↓↓↓
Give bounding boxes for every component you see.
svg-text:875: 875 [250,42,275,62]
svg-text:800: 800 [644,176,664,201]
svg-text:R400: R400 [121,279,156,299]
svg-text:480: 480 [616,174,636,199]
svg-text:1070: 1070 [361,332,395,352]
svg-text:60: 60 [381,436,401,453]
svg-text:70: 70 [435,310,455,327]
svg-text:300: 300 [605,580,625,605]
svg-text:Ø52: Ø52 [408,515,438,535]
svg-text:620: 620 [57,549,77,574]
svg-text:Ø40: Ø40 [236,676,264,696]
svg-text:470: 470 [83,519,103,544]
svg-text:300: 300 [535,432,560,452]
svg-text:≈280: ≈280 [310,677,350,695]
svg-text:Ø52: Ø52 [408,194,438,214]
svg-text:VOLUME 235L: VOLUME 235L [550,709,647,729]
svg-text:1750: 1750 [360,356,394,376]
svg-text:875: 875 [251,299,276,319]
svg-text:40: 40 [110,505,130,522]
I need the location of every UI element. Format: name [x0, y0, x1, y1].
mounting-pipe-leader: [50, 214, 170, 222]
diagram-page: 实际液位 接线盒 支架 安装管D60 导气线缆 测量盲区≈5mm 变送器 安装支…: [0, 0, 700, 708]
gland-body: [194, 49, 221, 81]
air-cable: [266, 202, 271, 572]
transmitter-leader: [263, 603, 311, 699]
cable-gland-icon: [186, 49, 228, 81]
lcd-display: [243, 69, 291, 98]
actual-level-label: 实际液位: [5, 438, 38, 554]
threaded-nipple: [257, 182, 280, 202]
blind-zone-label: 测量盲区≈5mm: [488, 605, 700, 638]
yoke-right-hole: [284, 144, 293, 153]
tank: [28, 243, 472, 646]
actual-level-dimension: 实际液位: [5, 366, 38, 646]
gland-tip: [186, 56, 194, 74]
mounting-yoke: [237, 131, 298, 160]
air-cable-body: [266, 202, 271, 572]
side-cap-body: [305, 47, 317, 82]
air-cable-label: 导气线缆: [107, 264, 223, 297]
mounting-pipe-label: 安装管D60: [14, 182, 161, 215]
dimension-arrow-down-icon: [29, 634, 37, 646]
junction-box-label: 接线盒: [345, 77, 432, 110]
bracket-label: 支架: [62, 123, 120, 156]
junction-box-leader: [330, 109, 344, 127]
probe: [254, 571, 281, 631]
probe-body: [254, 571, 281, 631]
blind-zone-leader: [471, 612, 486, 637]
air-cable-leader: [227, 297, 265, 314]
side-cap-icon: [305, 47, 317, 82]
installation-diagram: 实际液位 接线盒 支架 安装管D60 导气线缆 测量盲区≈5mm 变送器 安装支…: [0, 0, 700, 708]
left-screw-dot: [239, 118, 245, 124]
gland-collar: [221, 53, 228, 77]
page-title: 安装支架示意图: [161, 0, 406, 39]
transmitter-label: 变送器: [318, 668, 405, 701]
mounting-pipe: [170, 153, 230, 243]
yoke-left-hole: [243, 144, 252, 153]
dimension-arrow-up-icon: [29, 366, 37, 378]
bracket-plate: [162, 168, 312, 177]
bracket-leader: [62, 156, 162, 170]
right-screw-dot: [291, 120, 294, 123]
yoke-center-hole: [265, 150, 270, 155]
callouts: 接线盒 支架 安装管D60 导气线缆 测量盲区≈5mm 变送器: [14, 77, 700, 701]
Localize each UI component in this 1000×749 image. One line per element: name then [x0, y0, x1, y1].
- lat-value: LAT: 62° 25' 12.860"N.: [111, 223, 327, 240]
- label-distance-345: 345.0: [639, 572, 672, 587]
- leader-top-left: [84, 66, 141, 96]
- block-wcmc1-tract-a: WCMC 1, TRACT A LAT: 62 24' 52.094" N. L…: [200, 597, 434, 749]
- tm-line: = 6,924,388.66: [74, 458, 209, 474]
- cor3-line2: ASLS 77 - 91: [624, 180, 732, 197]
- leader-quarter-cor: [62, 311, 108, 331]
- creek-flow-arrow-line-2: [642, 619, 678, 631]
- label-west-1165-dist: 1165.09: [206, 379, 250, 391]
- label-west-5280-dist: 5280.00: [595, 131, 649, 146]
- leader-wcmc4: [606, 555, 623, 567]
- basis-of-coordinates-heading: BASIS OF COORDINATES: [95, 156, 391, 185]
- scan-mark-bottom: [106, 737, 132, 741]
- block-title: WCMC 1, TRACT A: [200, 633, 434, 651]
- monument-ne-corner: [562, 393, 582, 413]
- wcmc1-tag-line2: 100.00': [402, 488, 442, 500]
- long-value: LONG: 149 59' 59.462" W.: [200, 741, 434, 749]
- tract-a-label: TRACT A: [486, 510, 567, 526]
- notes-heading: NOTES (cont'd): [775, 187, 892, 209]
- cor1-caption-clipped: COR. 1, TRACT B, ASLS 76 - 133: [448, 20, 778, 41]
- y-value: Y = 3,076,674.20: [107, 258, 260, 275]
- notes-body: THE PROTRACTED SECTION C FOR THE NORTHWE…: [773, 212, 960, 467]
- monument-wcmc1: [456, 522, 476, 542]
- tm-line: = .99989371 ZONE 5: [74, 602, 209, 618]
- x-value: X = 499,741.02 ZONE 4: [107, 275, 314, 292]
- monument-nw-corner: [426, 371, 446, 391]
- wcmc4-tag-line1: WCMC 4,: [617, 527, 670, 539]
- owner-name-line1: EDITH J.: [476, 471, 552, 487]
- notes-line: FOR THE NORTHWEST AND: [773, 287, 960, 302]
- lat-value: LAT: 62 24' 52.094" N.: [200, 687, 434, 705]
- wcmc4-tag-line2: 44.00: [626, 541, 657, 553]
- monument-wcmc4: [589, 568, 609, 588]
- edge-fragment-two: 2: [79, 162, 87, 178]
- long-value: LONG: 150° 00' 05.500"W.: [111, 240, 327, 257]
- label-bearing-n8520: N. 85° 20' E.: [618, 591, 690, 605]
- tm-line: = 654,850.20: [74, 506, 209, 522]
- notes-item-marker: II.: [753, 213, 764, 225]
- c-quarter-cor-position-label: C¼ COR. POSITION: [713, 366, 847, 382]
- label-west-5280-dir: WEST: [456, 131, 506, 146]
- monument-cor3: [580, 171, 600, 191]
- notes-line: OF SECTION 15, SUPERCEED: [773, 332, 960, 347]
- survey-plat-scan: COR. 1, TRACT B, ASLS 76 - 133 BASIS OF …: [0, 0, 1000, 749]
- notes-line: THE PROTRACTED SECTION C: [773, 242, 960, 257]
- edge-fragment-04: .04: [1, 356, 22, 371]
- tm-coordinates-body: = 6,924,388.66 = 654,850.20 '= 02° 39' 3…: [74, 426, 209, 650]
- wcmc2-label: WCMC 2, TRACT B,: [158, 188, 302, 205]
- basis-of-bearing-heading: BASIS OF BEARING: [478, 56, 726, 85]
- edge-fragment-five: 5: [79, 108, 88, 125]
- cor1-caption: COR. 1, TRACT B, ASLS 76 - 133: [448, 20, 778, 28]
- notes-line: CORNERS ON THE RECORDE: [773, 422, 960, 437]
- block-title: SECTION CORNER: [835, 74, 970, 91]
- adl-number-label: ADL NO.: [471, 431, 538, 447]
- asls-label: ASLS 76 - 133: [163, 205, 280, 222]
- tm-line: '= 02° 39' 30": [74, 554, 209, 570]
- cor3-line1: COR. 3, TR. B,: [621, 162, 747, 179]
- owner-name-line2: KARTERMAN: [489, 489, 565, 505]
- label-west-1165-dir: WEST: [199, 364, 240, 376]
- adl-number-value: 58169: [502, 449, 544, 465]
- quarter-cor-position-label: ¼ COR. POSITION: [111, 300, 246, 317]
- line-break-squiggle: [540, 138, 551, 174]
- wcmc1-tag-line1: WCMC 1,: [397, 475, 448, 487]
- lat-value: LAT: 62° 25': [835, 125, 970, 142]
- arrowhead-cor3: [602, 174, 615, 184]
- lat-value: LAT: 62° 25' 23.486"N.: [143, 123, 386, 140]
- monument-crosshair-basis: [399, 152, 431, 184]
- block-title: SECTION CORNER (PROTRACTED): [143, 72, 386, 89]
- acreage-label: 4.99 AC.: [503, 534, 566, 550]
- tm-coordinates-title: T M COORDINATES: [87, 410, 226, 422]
↑↑↑
__What is needed__
Reproduce the material word for word from its first line through the line that contains "lcd-display: [243, 69, 291, 98]", including that line.

__Answer for this exercise__
Give bounding boxes for every component you see.
svg-text:875: 875 [250,42,275,62]
svg-text:800: 800 [644,176,664,201]
svg-text:R400: R400 [121,279,156,299]
svg-text:480: 480 [616,174,636,199]
svg-text:1070: 1070 [361,332,395,352]
svg-text:60: 60 [381,436,401,453]
svg-text:70: 70 [435,310,455,327]
svg-text:300: 300 [605,580,625,605]
svg-text:Ø52: Ø52 [408,515,438,535]
svg-text:620: 620 [57,549,77,574]
svg-text:Ø40: Ø40 [236,676,264,696]
svg-text:470: 470 [83,519,103,544]
svg-text:300: 300 [535,432,560,452]
svg-text:≈280: ≈280 [310,677,350,695]
svg-text:Ø52: Ø52 [408,194,438,214]
svg-text:VOLUME 235L: VOLUME 235L [550,709,647,729]
svg-text:1750: 1750 [360,356,394,376]
svg-text:875: 875 [251,299,276,319]
svg-text:40: 40 [110,505,130,522]
I need the location of every UI element. Format: name [x0, y0, x1, y1].
mounting-pipe-leader: [50, 214, 170, 222]
diagram-page: 实际液位 接线盒 支架 安装管D60 导气线缆 测量盲区≈5mm 变送器 安装支…: [0, 0, 700, 708]
gland-body: [194, 49, 221, 81]
air-cable: [266, 202, 271, 572]
transmitter-leader: [263, 603, 311, 699]
cable-gland-icon: [186, 49, 228, 81]
lcd-display: [243, 69, 291, 98]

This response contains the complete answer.